» Work required:
From the entries below, extract every line that includes the word "titolare".
— start Supplied material —
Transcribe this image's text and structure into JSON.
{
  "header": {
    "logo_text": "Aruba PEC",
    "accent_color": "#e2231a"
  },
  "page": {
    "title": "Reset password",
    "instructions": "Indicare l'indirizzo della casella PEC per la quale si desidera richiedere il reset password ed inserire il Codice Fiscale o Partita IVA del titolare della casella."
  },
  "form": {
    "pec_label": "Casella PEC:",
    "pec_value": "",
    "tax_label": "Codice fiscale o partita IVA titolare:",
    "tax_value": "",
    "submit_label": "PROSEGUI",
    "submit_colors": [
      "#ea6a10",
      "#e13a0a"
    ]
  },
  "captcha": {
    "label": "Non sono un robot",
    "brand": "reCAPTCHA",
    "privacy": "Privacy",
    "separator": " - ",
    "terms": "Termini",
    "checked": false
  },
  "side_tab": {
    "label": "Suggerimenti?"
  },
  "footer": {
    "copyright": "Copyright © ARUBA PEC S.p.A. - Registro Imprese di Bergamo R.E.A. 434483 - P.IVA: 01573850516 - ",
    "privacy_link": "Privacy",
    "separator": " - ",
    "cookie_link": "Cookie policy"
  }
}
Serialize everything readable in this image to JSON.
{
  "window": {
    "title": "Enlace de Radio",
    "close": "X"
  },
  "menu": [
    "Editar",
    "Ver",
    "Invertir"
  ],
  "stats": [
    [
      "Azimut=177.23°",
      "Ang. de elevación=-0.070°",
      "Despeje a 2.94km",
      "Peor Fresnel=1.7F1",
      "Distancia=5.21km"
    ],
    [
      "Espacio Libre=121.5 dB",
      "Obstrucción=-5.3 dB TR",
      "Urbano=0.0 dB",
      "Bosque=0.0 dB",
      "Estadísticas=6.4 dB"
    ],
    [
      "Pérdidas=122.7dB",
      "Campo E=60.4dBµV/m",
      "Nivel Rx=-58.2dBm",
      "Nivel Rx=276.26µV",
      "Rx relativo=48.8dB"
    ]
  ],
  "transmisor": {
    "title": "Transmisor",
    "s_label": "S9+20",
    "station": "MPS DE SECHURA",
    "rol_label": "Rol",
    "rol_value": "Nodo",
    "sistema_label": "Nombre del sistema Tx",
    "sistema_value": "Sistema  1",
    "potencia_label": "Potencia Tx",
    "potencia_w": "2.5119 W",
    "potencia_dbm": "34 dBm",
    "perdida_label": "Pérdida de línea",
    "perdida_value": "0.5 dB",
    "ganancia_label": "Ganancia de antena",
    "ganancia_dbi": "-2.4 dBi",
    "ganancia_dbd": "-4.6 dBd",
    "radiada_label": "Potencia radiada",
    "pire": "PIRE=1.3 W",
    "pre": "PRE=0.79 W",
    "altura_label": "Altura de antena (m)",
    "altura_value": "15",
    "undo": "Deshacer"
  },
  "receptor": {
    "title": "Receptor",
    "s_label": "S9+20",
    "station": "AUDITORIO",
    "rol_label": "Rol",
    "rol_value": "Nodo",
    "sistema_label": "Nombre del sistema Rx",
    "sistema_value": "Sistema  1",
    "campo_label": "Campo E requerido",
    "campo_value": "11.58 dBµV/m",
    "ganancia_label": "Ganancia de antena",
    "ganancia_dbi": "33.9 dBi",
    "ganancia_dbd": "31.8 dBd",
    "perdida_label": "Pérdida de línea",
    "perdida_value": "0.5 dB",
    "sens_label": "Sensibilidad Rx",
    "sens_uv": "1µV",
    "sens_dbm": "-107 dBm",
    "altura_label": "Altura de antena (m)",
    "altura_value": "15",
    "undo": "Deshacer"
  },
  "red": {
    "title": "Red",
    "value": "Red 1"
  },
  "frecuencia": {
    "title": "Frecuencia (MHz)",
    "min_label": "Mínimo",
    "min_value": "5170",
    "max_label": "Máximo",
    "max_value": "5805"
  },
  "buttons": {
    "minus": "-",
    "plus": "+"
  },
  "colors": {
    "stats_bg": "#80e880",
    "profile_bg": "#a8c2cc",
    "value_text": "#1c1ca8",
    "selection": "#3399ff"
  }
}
— end Supplied material —
» Answer to this problem:
    "instructions": "Indicare l'indirizzo della casella PEC per la quale si desidera richiedere il reset password ed inserire il Codice Fiscale o Partita IVA del titolare della casella."
    "tax_label": "Codice fiscale o partita IVA titolare:",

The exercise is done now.